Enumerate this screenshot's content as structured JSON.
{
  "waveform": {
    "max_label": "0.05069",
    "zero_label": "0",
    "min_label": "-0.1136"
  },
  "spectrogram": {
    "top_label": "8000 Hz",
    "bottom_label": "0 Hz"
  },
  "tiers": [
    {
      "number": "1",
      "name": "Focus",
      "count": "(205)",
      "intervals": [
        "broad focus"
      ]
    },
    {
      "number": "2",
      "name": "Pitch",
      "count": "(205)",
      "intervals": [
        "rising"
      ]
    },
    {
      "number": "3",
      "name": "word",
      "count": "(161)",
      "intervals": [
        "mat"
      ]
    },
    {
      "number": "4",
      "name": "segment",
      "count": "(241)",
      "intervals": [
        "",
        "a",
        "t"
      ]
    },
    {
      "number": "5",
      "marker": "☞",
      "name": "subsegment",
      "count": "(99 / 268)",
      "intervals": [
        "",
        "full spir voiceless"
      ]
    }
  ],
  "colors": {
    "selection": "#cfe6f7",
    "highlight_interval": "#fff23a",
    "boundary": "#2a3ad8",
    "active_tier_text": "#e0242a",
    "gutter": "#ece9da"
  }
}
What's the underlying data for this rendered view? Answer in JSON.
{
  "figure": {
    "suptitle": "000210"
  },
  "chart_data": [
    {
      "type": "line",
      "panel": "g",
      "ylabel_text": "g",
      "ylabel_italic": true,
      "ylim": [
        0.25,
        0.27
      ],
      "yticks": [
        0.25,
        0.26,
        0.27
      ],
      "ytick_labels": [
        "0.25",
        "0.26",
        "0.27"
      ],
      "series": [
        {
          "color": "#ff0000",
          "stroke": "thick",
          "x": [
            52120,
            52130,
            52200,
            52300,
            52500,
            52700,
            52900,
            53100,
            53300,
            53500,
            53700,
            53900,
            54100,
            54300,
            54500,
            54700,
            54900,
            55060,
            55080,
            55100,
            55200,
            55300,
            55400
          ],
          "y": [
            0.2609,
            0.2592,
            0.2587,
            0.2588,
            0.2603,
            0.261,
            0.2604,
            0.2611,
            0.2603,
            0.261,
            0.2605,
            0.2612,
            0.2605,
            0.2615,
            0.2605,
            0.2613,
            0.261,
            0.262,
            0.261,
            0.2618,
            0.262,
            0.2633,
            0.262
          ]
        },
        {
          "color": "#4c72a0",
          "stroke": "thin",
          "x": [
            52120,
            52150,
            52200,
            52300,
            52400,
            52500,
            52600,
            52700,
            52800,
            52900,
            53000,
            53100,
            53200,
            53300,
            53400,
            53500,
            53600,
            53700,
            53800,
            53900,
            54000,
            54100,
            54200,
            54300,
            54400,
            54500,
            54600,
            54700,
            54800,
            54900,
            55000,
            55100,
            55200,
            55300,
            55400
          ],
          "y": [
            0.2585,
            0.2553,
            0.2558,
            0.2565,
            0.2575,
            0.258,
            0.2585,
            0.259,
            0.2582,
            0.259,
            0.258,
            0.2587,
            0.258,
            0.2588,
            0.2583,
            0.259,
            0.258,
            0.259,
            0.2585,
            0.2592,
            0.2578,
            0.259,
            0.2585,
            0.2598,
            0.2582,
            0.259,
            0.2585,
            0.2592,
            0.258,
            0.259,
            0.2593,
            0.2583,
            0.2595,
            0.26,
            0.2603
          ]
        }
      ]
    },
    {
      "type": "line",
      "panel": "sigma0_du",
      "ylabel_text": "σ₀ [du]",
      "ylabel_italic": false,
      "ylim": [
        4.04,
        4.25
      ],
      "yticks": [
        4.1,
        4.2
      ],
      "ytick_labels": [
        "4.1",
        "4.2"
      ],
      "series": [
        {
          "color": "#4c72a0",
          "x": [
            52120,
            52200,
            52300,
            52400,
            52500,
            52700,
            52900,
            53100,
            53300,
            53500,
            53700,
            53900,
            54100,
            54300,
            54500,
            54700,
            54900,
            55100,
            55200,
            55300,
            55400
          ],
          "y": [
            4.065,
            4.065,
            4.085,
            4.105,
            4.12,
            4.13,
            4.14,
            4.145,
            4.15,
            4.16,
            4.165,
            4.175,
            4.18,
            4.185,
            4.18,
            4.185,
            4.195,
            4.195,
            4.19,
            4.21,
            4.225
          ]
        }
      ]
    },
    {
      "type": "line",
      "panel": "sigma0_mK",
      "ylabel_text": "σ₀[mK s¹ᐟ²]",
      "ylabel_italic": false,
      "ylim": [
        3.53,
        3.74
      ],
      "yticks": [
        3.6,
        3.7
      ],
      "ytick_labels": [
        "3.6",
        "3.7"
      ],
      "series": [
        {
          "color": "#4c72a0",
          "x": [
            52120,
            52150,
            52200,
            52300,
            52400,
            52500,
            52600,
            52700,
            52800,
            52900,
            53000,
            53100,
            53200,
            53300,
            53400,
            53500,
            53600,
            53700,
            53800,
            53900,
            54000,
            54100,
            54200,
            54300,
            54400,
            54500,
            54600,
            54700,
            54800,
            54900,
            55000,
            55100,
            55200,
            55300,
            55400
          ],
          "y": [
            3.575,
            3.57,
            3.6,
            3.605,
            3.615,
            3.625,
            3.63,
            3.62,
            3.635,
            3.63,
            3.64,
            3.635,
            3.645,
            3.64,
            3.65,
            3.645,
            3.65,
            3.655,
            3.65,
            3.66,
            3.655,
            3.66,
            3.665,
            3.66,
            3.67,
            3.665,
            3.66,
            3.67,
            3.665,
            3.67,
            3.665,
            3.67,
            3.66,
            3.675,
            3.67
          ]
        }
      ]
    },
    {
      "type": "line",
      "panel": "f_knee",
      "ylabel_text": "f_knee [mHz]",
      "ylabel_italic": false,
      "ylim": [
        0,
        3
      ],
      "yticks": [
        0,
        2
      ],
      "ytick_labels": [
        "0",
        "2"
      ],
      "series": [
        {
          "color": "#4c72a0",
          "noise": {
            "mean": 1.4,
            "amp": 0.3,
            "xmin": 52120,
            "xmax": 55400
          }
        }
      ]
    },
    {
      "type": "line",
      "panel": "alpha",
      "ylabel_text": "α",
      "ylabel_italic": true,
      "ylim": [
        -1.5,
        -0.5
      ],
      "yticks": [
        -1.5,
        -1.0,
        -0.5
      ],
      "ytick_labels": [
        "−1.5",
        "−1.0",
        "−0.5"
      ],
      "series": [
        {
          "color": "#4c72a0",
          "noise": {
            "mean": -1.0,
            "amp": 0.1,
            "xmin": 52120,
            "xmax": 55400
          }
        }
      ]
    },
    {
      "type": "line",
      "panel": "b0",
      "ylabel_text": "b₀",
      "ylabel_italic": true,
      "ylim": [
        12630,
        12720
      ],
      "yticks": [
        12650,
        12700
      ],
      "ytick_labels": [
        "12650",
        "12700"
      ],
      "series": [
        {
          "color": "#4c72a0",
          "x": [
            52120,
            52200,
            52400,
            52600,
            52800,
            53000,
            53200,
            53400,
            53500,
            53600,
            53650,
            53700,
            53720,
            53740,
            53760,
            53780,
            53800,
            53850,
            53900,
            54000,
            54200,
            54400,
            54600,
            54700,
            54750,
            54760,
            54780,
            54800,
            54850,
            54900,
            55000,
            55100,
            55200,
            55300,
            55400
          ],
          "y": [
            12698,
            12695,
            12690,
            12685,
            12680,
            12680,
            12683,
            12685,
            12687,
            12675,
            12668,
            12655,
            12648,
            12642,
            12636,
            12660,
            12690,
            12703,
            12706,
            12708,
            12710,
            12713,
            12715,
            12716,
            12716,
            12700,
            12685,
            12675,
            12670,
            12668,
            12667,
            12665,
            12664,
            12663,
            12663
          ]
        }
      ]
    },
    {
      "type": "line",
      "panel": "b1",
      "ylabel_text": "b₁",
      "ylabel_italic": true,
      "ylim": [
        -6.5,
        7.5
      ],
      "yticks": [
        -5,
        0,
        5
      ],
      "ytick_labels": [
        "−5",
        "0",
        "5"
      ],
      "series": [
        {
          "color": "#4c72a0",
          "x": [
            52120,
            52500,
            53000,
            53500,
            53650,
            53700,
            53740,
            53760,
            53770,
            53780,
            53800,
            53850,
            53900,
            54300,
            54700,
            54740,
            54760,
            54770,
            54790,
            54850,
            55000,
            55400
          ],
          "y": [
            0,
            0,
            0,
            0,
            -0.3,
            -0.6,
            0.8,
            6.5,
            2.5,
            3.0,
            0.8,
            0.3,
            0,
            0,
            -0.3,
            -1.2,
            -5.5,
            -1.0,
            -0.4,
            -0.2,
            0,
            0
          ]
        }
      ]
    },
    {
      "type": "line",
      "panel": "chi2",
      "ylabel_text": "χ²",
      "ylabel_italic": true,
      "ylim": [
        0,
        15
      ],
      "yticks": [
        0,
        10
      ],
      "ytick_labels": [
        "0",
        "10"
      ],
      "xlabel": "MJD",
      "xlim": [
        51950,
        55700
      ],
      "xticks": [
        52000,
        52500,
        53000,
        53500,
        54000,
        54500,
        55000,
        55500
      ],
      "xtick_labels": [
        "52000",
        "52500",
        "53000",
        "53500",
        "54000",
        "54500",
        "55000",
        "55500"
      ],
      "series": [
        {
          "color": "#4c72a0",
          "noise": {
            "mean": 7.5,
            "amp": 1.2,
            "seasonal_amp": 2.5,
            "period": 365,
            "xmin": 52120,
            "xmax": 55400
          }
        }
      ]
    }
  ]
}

◆ ◆ ◆

**Given exercise**
Extract all lines from the data in which "JSON" is found.

**Result for this exercise**
Enumerate this screenshot's content as structured JSON.
What's the underlying data for this rendered view? Answer in JSON.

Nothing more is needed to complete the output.